> JOB
Look through the data below. Pick out the lines holding the string "kind".

____________

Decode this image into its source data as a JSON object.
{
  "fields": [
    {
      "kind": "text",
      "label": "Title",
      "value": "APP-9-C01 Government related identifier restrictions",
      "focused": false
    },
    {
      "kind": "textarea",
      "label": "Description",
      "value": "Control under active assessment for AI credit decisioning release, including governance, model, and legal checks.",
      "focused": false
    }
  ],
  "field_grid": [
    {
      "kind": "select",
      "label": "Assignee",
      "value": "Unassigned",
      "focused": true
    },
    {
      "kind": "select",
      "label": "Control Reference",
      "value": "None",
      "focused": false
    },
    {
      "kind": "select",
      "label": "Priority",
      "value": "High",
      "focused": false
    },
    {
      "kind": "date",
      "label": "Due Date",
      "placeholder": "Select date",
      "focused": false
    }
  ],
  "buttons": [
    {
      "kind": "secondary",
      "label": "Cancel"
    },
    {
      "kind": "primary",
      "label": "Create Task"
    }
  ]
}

____________

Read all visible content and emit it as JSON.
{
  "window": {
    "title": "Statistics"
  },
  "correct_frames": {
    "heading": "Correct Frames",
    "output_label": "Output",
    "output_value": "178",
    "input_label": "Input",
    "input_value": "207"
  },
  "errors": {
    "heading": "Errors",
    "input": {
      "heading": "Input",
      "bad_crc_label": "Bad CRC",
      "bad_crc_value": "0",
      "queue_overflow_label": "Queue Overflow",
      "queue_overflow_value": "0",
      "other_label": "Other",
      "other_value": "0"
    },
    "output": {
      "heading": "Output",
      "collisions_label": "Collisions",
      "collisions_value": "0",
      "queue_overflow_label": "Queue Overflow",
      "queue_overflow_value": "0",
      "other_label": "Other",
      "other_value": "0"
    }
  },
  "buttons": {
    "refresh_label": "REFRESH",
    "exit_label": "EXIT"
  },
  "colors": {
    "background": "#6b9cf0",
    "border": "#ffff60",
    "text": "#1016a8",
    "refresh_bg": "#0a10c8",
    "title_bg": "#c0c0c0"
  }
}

____________

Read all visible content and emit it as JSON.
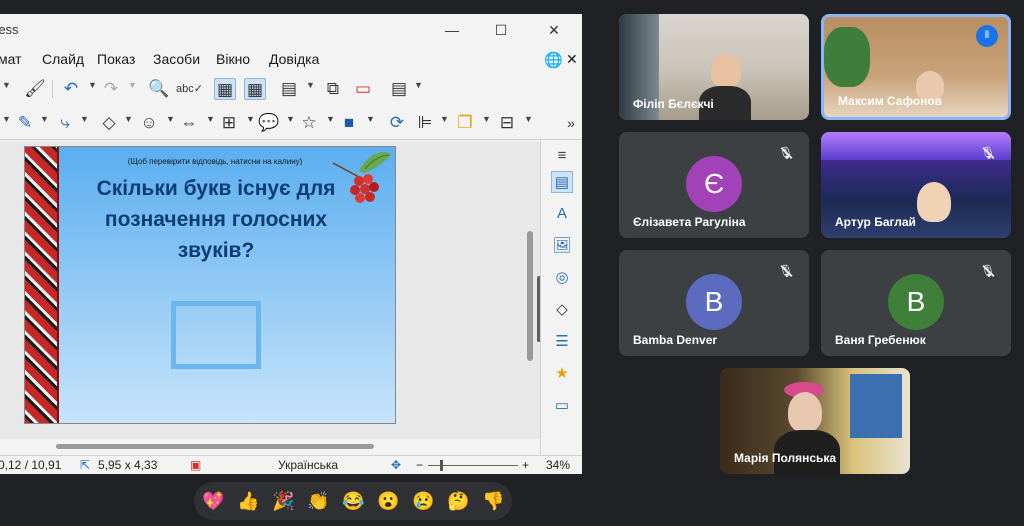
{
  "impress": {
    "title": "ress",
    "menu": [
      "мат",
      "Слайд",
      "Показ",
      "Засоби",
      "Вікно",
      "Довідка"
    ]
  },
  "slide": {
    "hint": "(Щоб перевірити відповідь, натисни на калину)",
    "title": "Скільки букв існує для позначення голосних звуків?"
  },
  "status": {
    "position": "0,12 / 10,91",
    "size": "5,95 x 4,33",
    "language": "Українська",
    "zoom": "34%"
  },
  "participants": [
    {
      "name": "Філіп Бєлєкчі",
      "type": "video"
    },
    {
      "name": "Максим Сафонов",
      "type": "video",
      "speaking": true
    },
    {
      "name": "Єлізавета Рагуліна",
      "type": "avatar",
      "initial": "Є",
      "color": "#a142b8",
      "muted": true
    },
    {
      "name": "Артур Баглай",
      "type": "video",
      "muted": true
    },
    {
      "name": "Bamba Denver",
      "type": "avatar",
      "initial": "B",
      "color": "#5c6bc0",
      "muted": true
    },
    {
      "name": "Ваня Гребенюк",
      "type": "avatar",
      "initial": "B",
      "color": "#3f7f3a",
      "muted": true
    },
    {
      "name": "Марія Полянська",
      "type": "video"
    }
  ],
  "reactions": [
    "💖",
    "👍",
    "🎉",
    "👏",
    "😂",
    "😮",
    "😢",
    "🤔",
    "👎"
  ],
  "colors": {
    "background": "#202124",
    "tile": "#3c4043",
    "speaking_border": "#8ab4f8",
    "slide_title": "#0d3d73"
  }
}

____________

> ANSWER FOR THE TASK
      "kind": "text",
      "kind": "textarea",
      "kind": "select",
      "kind": "select",
      "kind": "select",
      "kind": "date",
      "kind": "secondary",
      "kind": "primary",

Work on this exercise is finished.